Recorded data:
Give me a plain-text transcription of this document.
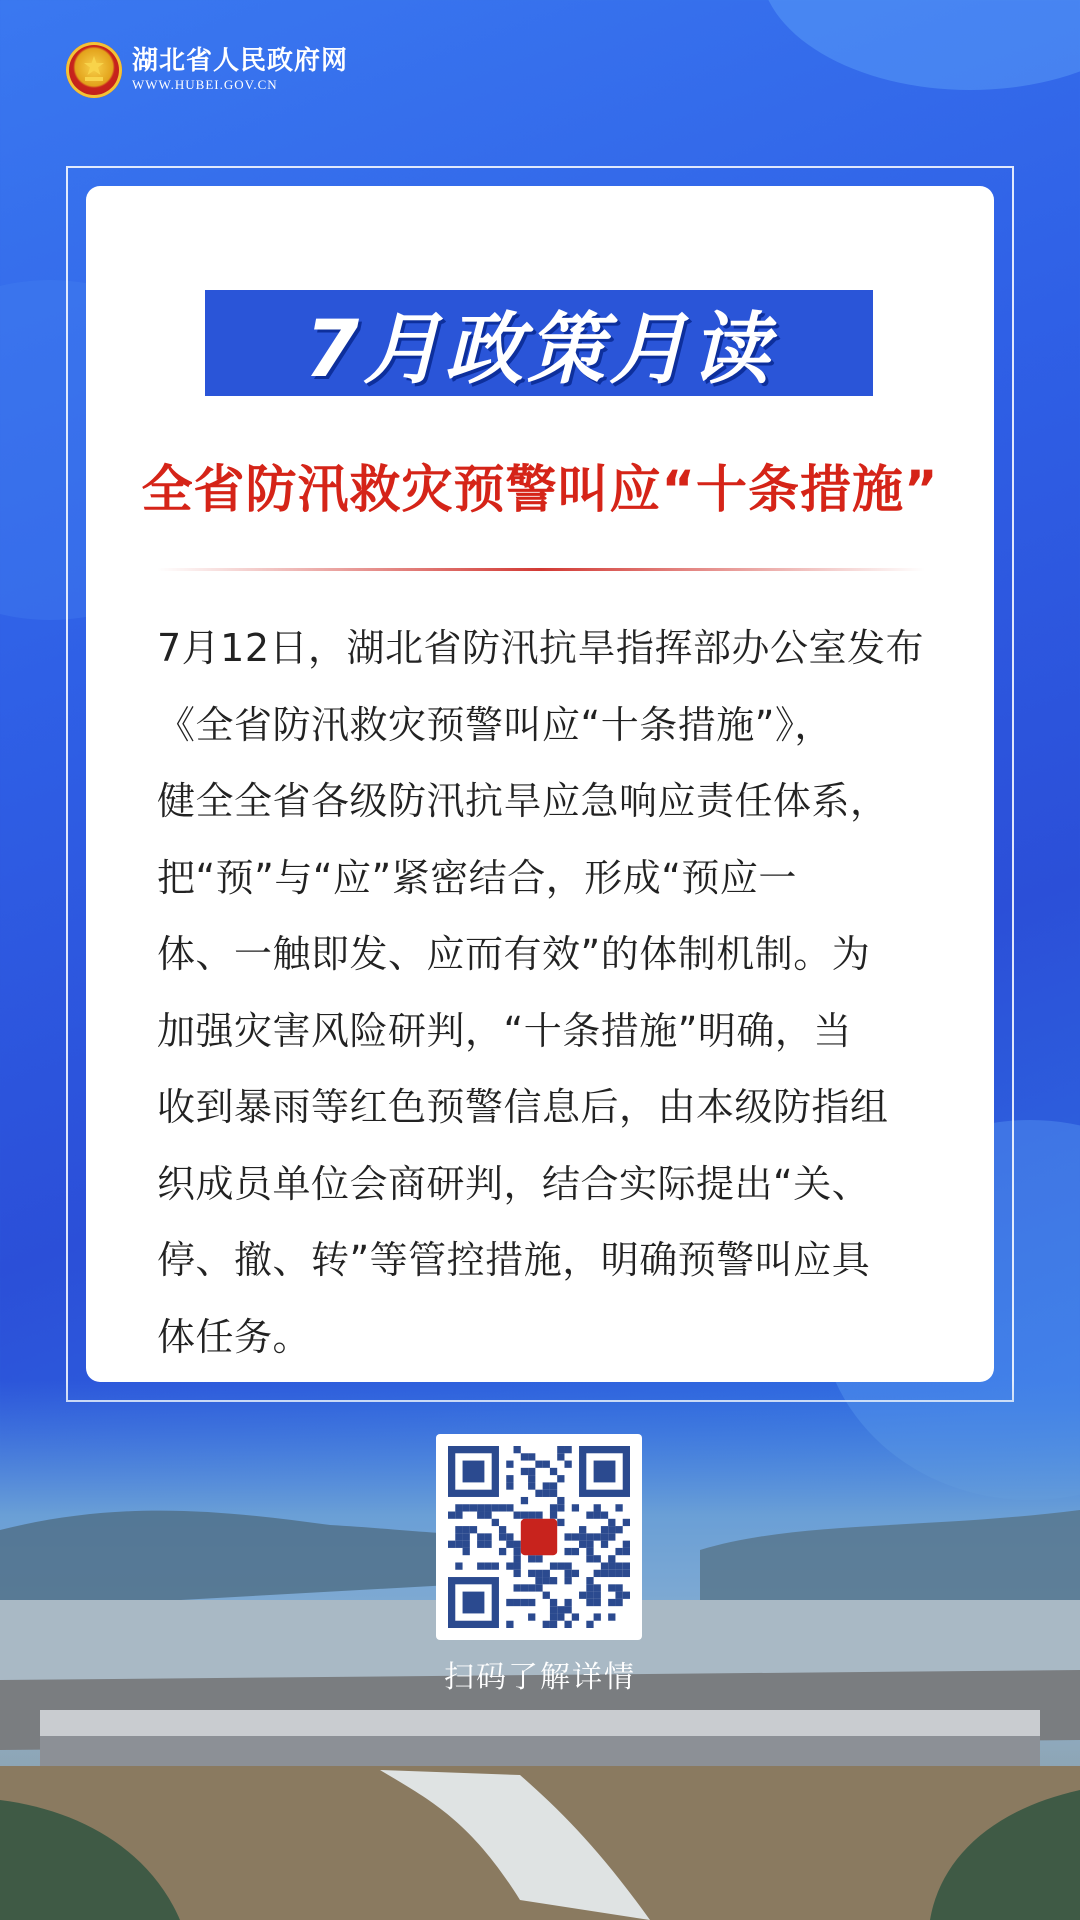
湖北省人民政府网
WWW.HUBEI.GOV.CN
7月政策月读
全省防汛救灾预警叫应“十条措施”
7月12日，湖北省防汛抗旱指挥部办公室发布
《全省防汛救灾预警叫应“十条措施”》，
健全全省各级防汛抗旱应急响应责任体系，
把“预”与“应”紧密结合，形成“预应一
体、一触即发、应而有效”的体制机制。为
加强灾害风险研判，“十条措施”明确，当
收到暴雨等红色预警信息后，由本级防指组
织成员单位会商研判，结合实际提出“关、
停、撤、转”等管控措施，明确预警叫应具
体任务。
扫码了解详情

Short exercise | Your copy should hold every record word for word and none of the pictures.

Solved exercise |
Give me a plain-text transcription of this document.
湖北省人民政府网
WWW.HUBEI.GOV.CN
7月政策月读
全省防汛救灾预警叫应“十条措施”
7月12日，湖北省防汛抗旱指挥部办公室发布
《全省防汛救灾预警叫应“十条措施”》，
健全全省各级防汛抗旱应急响应责任体系，
把“预”与“应”紧密结合，形成“预应一
体、一触即发、应而有效”的体制机制。为
加强灾害风险研判，“十条措施”明确，当
收到暴雨等红色预警信息后，由本级防指组
织成员单位会商研判，结合实际提出“关、
停、撤、转”等管控措施，明确预警叫应具
体任务。
扫码了解详情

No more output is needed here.